→ Written problem
Extract each line from the entries below that has the string "title" in it.

→ Records shown
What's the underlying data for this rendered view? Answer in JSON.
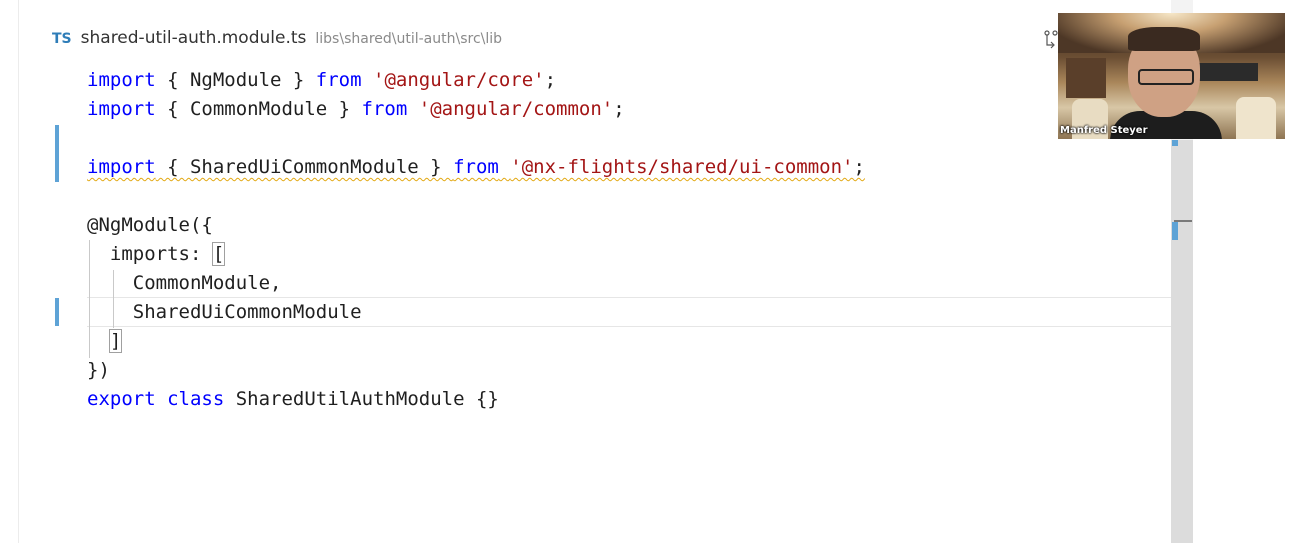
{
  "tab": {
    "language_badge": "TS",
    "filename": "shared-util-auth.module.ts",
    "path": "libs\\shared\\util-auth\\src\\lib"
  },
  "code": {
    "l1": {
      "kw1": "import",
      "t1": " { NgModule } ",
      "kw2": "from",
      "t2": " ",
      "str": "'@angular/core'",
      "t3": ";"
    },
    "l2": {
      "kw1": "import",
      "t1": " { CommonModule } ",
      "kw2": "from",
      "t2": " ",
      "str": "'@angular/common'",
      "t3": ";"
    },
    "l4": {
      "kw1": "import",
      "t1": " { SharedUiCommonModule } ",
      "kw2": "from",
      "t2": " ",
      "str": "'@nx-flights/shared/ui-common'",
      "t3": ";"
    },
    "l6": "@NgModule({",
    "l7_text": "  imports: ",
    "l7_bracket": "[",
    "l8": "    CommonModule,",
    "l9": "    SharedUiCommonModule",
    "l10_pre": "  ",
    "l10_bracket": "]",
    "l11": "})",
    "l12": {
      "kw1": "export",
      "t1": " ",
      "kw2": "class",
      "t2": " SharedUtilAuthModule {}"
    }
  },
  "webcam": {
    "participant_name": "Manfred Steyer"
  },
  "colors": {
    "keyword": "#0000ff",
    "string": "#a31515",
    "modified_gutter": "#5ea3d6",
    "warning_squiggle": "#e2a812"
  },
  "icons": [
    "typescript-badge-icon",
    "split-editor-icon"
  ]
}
...
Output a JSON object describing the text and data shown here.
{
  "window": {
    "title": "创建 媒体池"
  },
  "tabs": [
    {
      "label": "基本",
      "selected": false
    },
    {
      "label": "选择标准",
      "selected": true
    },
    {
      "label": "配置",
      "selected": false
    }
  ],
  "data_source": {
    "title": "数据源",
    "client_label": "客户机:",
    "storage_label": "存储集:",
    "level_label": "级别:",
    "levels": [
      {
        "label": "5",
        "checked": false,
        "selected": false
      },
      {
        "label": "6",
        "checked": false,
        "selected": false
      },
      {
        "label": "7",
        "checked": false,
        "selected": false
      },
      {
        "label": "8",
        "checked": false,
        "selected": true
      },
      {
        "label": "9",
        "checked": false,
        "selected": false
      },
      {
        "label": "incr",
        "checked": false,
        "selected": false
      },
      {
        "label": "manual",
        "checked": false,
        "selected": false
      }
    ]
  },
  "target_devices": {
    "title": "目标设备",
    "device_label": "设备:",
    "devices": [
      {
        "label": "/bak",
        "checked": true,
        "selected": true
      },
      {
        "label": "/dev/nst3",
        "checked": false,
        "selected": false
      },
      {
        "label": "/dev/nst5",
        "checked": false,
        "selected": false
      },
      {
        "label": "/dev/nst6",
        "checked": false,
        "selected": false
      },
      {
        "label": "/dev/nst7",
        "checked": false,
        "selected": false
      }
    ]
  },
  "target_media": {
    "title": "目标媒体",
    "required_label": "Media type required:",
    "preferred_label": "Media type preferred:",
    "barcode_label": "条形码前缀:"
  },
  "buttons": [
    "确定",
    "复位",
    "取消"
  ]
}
---
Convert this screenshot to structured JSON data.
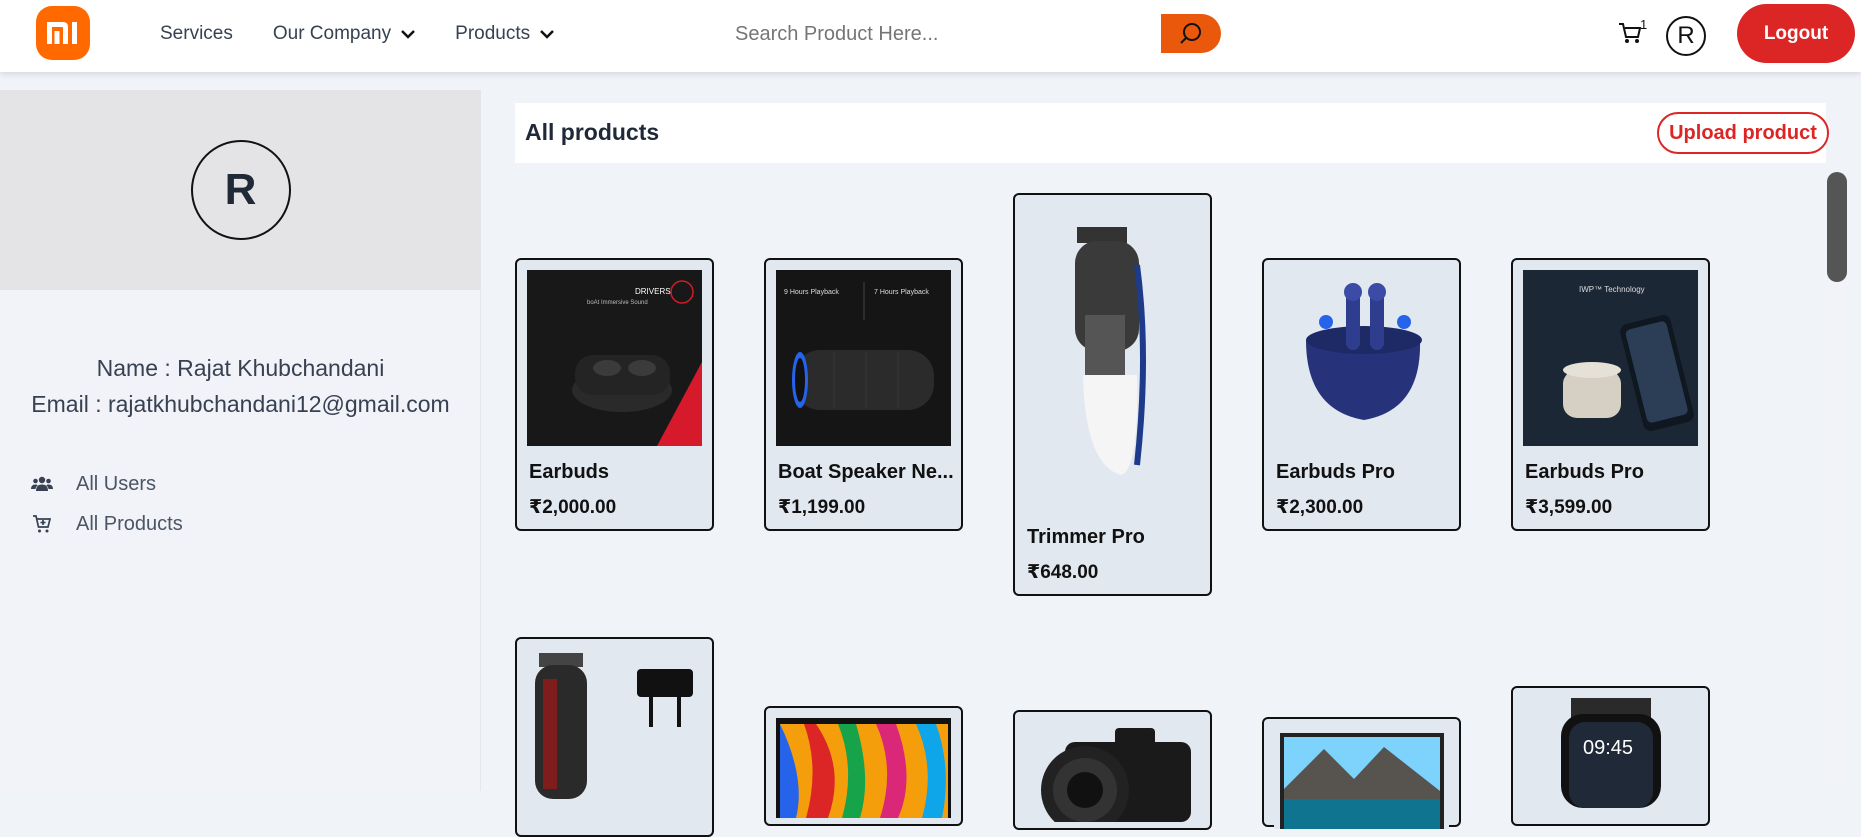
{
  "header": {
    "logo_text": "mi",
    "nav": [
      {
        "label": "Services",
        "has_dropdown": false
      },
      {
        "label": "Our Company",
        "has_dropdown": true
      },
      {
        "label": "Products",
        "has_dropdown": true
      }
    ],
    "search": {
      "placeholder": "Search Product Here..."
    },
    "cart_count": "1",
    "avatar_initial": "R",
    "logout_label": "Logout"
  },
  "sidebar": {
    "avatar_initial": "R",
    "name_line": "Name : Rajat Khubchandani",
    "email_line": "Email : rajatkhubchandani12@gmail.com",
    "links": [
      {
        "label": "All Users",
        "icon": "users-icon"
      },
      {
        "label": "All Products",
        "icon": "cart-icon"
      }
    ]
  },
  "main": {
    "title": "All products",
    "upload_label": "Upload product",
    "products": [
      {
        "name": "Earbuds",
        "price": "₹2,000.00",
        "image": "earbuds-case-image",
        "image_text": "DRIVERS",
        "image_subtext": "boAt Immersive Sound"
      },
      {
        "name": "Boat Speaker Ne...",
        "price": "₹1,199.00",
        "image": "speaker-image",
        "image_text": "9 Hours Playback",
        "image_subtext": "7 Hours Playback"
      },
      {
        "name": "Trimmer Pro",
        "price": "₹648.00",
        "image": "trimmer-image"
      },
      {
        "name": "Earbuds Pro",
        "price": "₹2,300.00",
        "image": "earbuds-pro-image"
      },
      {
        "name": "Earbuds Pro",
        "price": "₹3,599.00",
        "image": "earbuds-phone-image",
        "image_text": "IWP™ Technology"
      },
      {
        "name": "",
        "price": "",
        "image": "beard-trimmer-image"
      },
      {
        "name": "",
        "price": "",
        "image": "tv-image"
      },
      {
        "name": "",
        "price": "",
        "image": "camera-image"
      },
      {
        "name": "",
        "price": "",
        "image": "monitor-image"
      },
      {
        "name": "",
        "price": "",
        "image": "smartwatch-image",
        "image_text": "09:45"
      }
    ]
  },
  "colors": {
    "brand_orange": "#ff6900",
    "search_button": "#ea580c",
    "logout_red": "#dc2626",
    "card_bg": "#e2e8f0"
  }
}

→ The completed task
    "title": "创建 媒体池"
    "title": "数据源",
    "title": "目标设备",
    "title": "目标媒体",
    "title": "All products",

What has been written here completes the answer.